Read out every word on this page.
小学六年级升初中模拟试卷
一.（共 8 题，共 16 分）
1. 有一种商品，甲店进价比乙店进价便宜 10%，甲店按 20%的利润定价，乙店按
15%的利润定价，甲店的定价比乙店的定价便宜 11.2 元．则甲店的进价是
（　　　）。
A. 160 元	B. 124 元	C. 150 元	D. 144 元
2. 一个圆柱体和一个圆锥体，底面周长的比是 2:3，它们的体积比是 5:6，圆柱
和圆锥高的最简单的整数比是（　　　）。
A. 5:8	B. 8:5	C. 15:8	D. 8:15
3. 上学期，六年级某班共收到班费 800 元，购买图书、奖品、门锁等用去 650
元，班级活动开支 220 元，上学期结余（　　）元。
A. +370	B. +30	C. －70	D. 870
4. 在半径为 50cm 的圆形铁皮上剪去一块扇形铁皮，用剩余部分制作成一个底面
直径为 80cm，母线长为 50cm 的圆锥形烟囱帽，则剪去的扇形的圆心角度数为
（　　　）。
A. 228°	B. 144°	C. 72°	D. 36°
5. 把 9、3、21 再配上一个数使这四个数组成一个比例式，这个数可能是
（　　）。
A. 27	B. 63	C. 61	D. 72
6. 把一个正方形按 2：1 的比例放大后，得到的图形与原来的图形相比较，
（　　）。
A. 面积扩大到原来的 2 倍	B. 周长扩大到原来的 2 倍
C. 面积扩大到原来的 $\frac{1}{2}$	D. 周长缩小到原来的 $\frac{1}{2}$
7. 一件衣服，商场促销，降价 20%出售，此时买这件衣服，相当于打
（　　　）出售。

WHAT IS EXPECTED » Provide all the records again, word for word.

EXERCISE RESPONSE »
Read out every word on this page.
小学六年级升初中模拟试卷
一.（共 8 题，共 16 分）
1. 有一种商品，甲店进价比乙店进价便宜 10%，甲店按 20%的利润定价，乙店按
15%的利润定价，甲店的定价比乙店的定价便宜 11.2 元．则甲店的进价是
（　　　）。
A. 160 元	B. 124 元	C. 150 元	D. 144 元
2. 一个圆柱体和一个圆锥体，底面周长的比是 2:3，它们的体积比是 5:6，圆柱
和圆锥高的最简单的整数比是（　　　）。
A. 5:8	B. 8:5	C. 15:8	D. 8:15
3. 上学期，六年级某班共收到班费 800 元，购买图书、奖品、门锁等用去 650
元，班级活动开支 220 元，上学期结余（　　）元。
A. +370	B. +30	C. －70	D. 870
4. 在半径为 50cm 的圆形铁皮上剪去一块扇形铁皮，用剩余部分制作成一个底面
直径为 80cm，母线长为 50cm 的圆锥形烟囱帽，则剪去的扇形的圆心角度数为
（　　　）。
A. 228°	B. 144°	C. 72°	D. 36°
5. 把 9、3、21 再配上一个数使这四个数组成一个比例式，这个数可能是
（　　）。
A. 27	B. 63	C. 61	D. 72
6. 把一个正方形按 2：1 的比例放大后，得到的图形与原来的图形相比较，
（　　）。
A. 面积扩大到原来的 2 倍	B. 周长扩大到原来的 2 倍
C. 面积扩大到原来的 $\frac{1}{2}$	D. 周长缩小到原来的 $\frac{1}{2}$
7. 一件衣服，商场促销，降价 20%出售，此时买这件衣服，相当于打
（　　　）出售。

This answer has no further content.